### Set of tasks
(1) In the email on CMOS clock values, what year was the CMOS clock on CAI Qian's machine set to?
(2) Carry on the email on CMOS clock values, picking up right after its last line.

### Selected text
■ ■ ■ ■ ■ ■ ■

On 31 July 2012 07:35, John Stultz <john.stultz@...aro.org> wrote:
> So CAI Qian noticed recent boot trouble on a machine that had its CMOS
> clock configured for the year 8200.
> See: http://lkml.org/lkml/2012/7/29/188
>
> While running with a crazy CMOS clock isn't advised, and a simple
> "don't do that" might be reasonable, the behavior has in effect
> regressed recently due to changes in the hrtimer/timekeeping
> interactions.
>
Would it not be easier to work out which CMOS clock values we can
handle correctly, and then do input value validation on the CMOS
values, and if a value is outside the acceptable range, assume a value
equal to the minimum acceptable value.

Also, surely all timer use within the kernel should use the monotonic
time source for timer expiry, and not depend on CMOS time.
I.e. If we want a thread to wake up once every 30 seconds, use the
monotonic time source for that.
conversion to local time should only be needed for timestamps.
We might need a compile/boot time option to assign useable ranges to
local time values.
E.g. For this boot, local time is between year 2000 and 2100
For next boot, local time is between year 2050 and 2150.
Obviously, make the range as wide as we can sensibly handle, so the
setting does not need to be changed very often.
The range will be determined by the amount of bits in the time values.
User space can work on much wider ranges for historical date storage,
but for accessing the current time, smaller ranges are workable.

Kind Regards

James








> This patchset tries to resolve this issue in two ways:
> 1) Change ktime_get_update_offsets to match ktime_get and avoid
> possible precision loss with extremely large timespecs.

■ ■ ■ ■ ■ ■ ■

### Material provided
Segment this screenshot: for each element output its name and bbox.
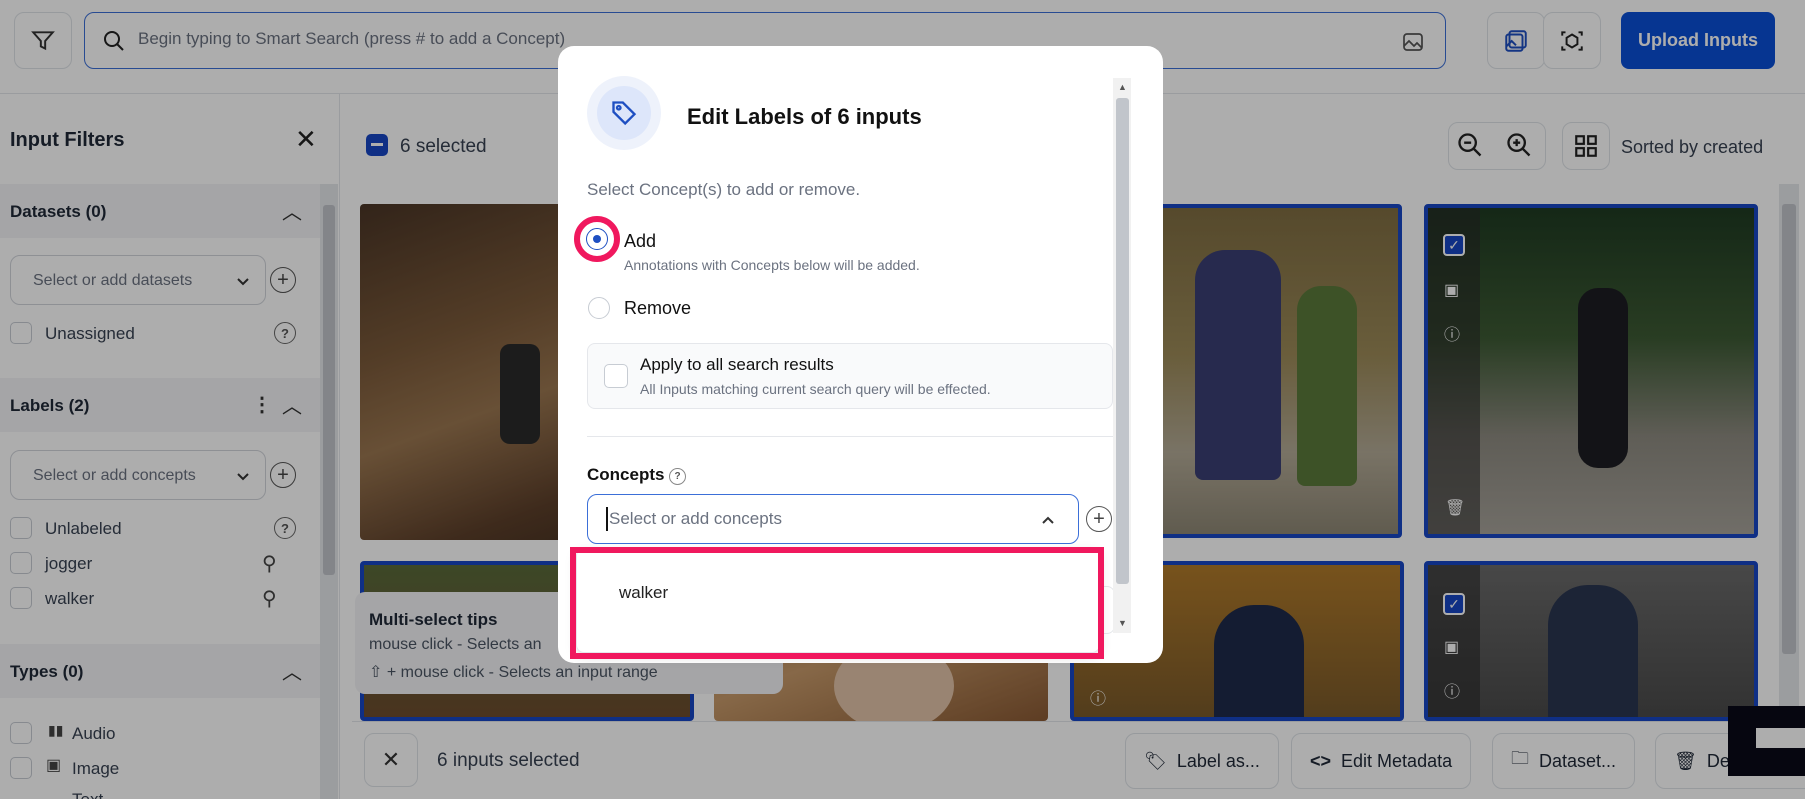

■ ■ ■ ■ ■ ■ ■

### Exercise responses
(1) The year 8200.

(2)
>
> 2) Catch any stop attempt to set the time to a value (circa the
> year 2264) large enough to overflow ktime_t.
>
> The end fix here might be an either/or/both combination of these
> two changes, so I wanted to send them out for comment. I'm also
> looking at further ways to test and improve robustness around
> these more extreme time values.
>
> I've also only been able to lightly test. If you want to try this out
> you can add the following to timekeeping_init after the
> read_persistent_clock() call:
>
>         now.tv_sec = 196469280000LL;
>
> thanks
> -john
>
>
> Cc: Ingo Molnar <mingo@...nel.org>
> Cc: Peter Zijlstra <a.p.zijlstra@...llo.nl>
> Cc: Prarit Bhargava <prarit@...hat.com>
> Cc: Thomas Gleixner <tglx@...utronix.de>
> Cc: Zhouping Liu <zliu@...hat.com>
> Cc: CAI Qian <caiqian@...hat.com>
>
>
> John Stultz (2):
>   [RFC] time: Fix problem with large timespecs &
>     ktime_get_update_offsets
>   [RFC] time: Limit time values that would overflow ktime_t
>
>  kernel/time/timekeeping.c |   40 ++++++++++++++++++++++++++++++----------
>  1 file changed, 30 insertions(+), 10 deletions(-)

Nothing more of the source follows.